— Start INPUT RECORDS —

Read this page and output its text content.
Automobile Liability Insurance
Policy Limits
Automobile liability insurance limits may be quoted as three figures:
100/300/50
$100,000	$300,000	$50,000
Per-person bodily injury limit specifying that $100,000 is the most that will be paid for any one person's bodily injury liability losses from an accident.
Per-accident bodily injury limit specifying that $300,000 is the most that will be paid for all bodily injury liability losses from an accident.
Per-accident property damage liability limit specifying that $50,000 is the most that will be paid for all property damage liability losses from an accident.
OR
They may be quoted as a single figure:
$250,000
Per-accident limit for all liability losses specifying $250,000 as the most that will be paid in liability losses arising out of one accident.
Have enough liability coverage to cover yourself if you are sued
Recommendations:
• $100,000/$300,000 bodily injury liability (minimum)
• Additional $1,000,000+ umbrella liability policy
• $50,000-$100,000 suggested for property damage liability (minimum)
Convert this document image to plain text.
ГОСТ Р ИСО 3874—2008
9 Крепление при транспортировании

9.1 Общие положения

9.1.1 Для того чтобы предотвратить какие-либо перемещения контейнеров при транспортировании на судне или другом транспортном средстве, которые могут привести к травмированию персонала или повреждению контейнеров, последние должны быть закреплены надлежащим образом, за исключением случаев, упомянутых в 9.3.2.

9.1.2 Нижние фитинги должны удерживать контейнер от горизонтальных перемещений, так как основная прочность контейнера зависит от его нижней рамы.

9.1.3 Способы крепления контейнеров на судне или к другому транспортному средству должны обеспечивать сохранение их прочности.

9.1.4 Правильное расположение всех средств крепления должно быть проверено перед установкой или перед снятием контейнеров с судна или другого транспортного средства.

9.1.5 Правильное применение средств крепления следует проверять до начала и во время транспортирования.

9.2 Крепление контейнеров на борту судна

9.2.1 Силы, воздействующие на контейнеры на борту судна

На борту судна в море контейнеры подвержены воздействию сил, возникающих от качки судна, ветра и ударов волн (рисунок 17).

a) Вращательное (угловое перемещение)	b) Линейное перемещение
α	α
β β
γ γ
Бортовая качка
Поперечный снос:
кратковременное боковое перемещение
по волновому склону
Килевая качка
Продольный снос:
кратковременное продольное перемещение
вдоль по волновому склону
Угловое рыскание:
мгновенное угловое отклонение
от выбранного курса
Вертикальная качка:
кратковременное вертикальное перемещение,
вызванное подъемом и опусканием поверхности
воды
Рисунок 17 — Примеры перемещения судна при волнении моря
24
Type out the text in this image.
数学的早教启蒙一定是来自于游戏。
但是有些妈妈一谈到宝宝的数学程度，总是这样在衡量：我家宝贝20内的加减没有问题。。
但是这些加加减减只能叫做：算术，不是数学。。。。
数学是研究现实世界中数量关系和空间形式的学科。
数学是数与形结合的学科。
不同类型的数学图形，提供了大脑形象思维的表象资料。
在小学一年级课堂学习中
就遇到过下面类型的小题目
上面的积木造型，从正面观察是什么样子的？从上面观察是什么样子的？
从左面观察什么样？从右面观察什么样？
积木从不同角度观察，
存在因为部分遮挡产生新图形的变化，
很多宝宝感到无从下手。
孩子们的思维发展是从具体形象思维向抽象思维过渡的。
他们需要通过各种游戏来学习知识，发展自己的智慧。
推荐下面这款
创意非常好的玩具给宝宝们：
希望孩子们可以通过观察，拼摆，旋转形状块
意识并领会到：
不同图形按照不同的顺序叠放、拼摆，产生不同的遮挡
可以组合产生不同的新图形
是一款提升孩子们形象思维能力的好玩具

— End INPUT RECORDS —
— Start INPUT RECORDS —

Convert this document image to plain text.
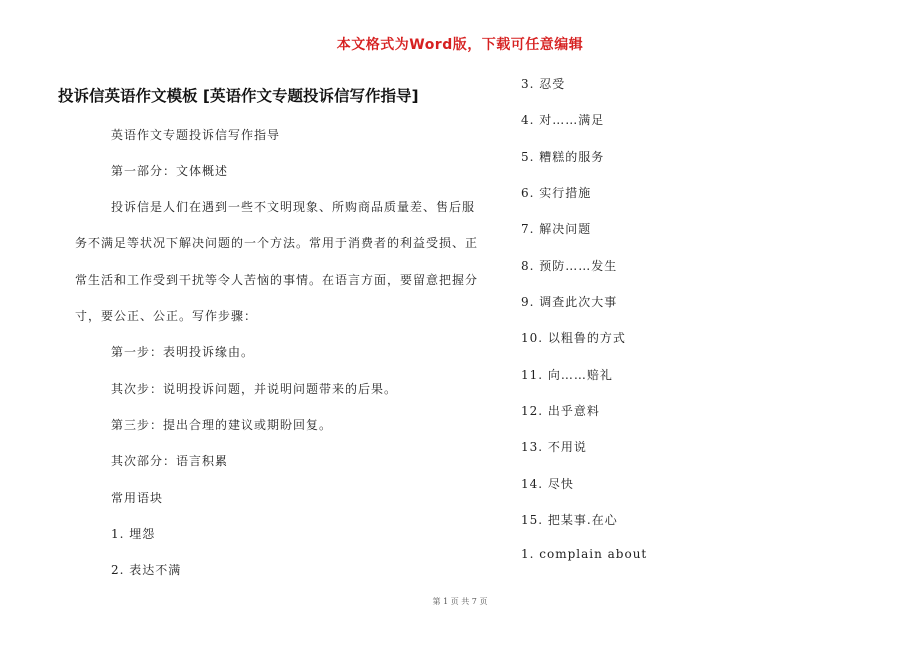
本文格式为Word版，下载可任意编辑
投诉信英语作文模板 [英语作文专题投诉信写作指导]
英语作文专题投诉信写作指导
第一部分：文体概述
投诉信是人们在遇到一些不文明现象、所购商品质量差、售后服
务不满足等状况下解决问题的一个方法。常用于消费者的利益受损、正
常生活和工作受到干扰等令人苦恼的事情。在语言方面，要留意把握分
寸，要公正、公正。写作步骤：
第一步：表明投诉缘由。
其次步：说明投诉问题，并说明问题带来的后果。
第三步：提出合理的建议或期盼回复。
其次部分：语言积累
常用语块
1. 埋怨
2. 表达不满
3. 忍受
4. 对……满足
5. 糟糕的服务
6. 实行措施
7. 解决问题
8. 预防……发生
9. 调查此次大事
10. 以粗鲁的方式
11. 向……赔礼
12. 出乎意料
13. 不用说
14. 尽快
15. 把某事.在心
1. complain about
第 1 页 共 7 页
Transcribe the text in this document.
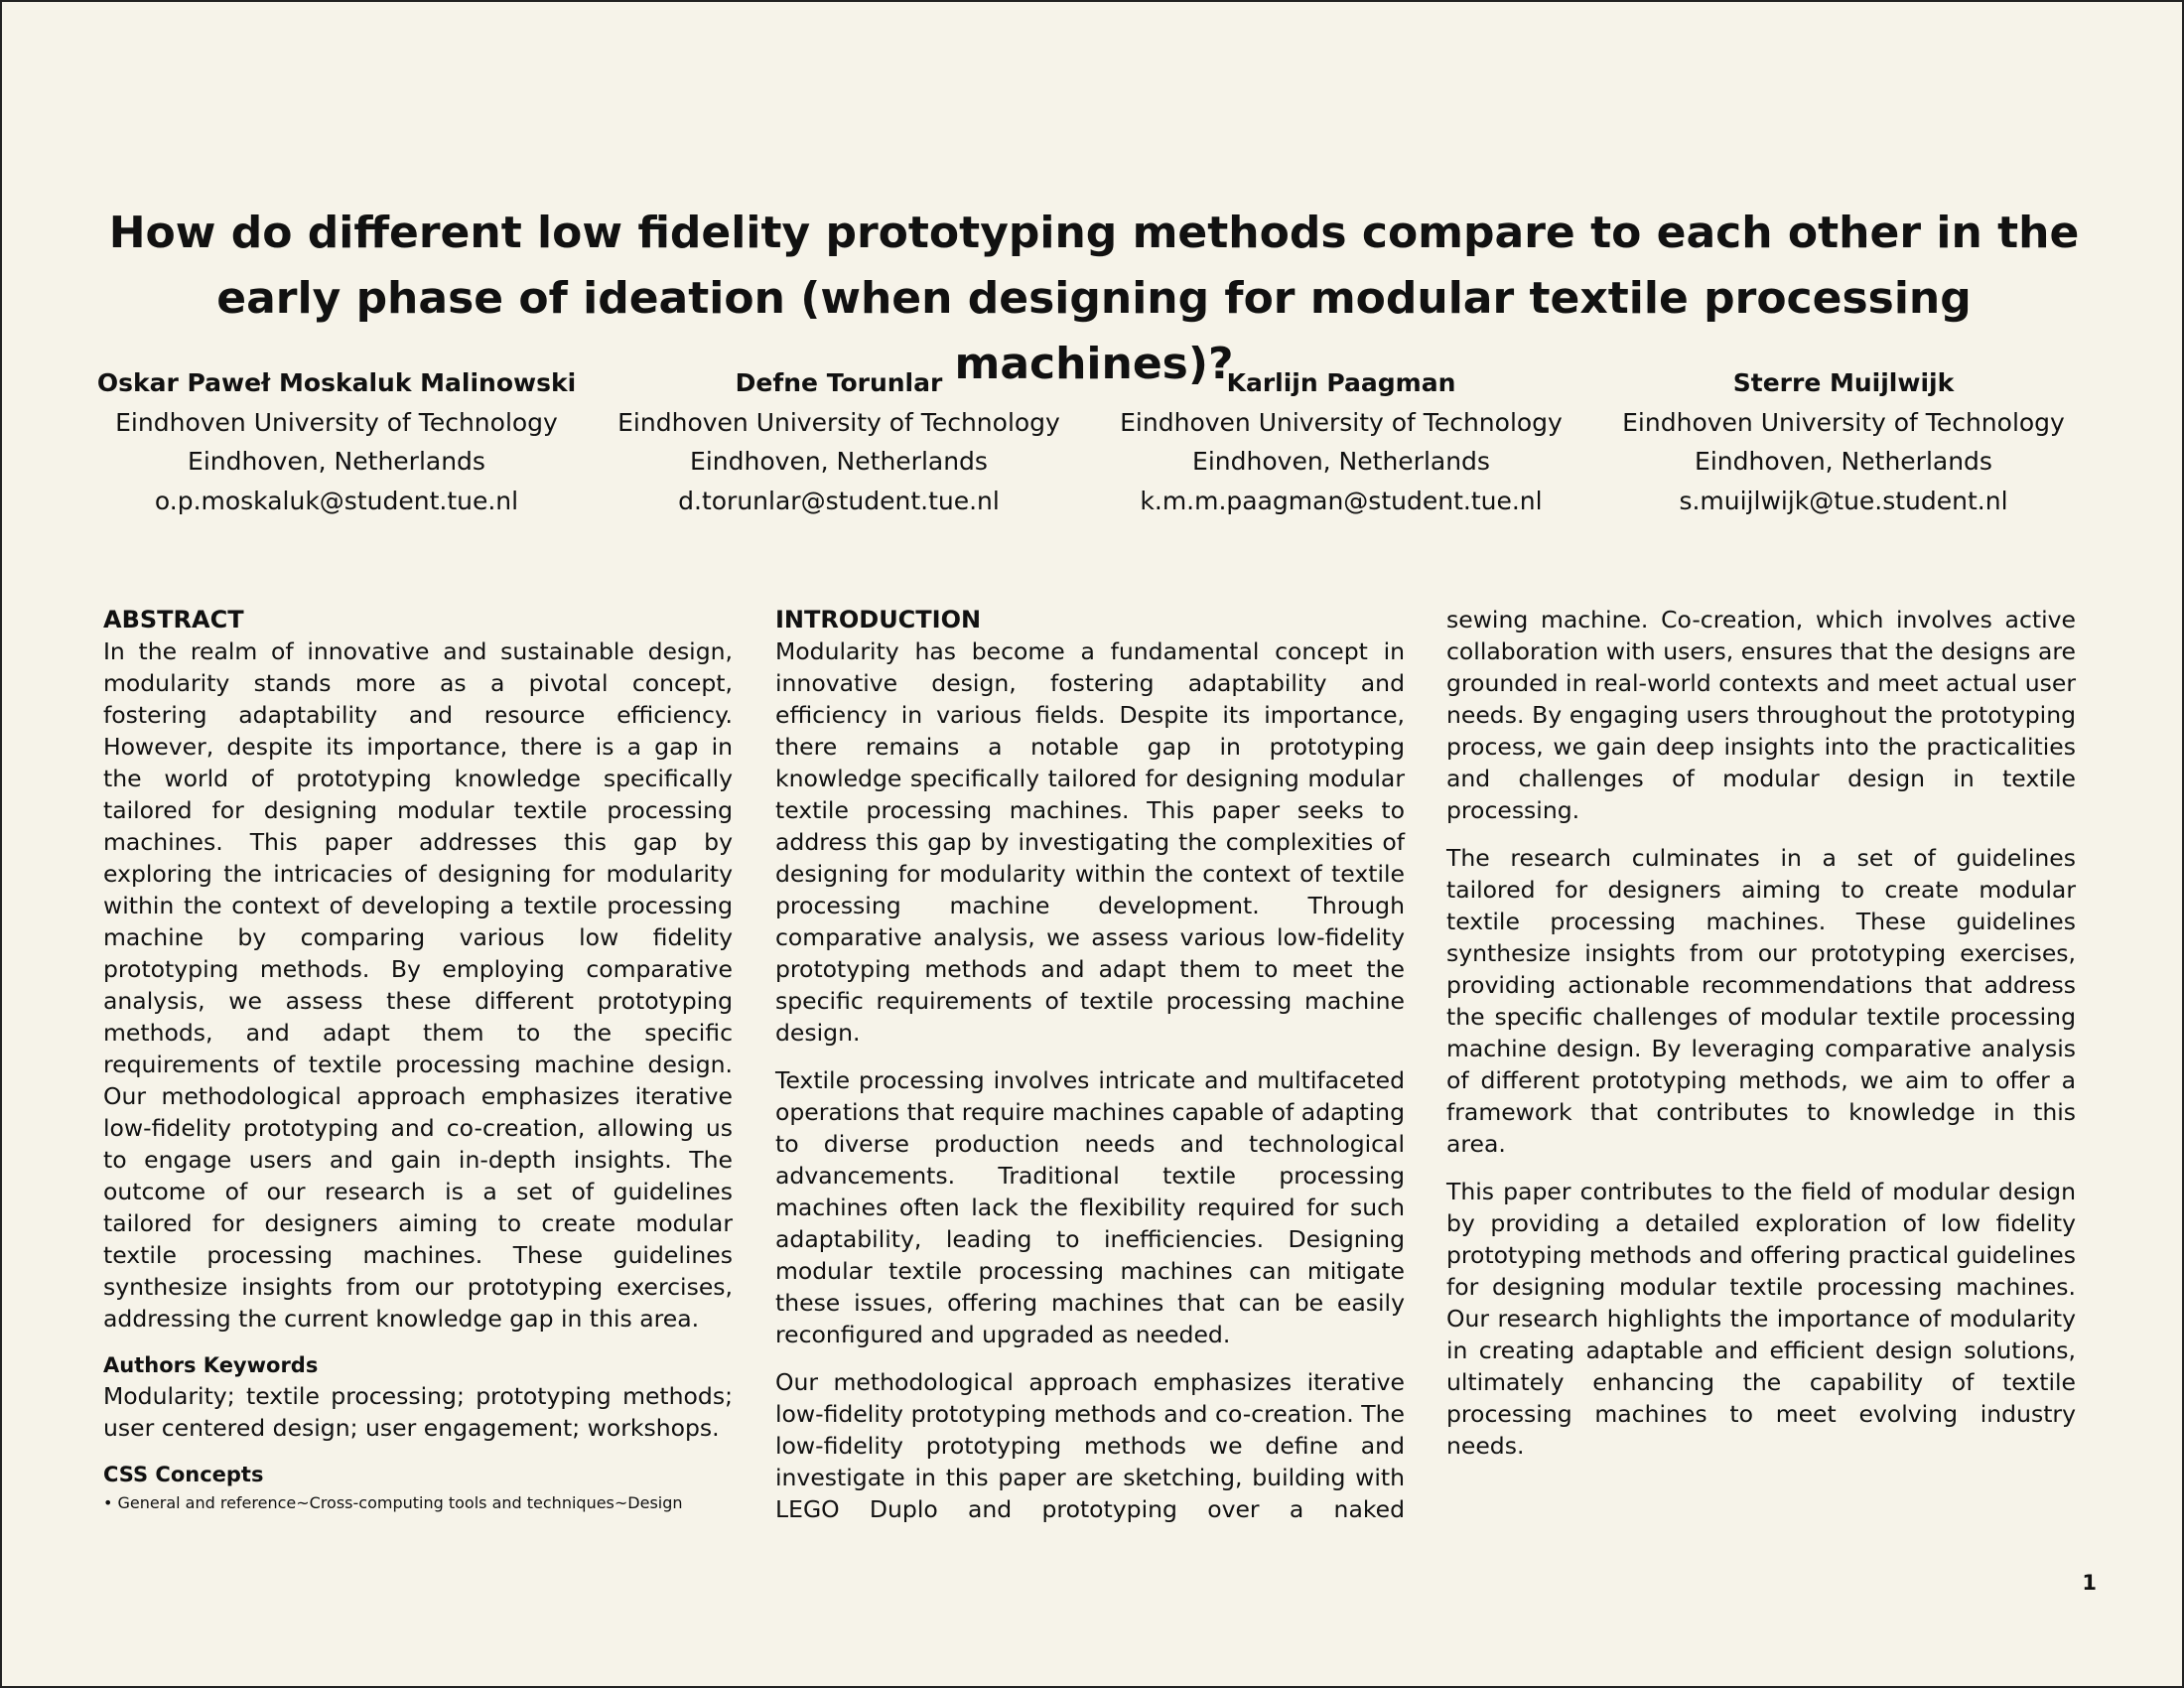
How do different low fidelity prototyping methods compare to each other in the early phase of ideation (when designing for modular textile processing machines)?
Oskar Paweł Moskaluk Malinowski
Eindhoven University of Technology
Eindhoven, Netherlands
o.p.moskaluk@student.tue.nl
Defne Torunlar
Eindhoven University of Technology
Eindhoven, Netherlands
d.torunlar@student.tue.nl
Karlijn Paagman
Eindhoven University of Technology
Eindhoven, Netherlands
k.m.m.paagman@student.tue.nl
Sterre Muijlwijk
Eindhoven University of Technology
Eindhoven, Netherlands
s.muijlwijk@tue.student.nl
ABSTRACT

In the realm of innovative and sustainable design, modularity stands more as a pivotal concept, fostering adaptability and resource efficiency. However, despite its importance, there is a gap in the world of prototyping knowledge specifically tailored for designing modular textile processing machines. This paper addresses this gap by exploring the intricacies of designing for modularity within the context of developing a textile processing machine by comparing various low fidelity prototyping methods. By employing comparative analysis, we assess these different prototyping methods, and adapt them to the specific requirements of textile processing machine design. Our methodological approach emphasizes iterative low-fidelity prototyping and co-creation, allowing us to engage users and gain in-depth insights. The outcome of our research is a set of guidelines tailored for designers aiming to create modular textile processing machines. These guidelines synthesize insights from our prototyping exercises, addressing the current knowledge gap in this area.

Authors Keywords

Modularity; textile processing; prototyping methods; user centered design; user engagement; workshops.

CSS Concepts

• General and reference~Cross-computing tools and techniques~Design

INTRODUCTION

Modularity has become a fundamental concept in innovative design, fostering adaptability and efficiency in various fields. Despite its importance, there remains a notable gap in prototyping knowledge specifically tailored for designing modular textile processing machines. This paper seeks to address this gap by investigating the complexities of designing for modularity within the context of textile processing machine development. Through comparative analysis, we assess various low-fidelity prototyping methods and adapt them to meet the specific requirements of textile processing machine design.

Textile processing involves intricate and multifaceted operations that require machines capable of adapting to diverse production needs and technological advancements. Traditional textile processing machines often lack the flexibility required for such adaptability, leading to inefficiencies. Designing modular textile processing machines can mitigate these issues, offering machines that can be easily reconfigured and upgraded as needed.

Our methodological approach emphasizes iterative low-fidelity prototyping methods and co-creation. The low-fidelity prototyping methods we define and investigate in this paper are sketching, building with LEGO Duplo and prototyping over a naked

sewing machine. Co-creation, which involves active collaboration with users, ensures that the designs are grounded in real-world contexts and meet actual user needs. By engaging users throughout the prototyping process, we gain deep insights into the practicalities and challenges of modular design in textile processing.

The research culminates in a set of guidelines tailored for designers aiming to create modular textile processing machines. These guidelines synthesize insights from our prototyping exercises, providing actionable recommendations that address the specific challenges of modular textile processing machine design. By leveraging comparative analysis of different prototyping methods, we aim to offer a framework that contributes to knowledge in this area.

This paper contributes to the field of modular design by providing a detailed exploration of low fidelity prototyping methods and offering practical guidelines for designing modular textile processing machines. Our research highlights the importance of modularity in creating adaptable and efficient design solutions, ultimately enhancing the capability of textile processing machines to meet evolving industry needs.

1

— End INPUT RECORDS —

Determine how many lines of the entries above carry the string "damage", and give that number alone.

RESPONSE TO THIS TASK: 2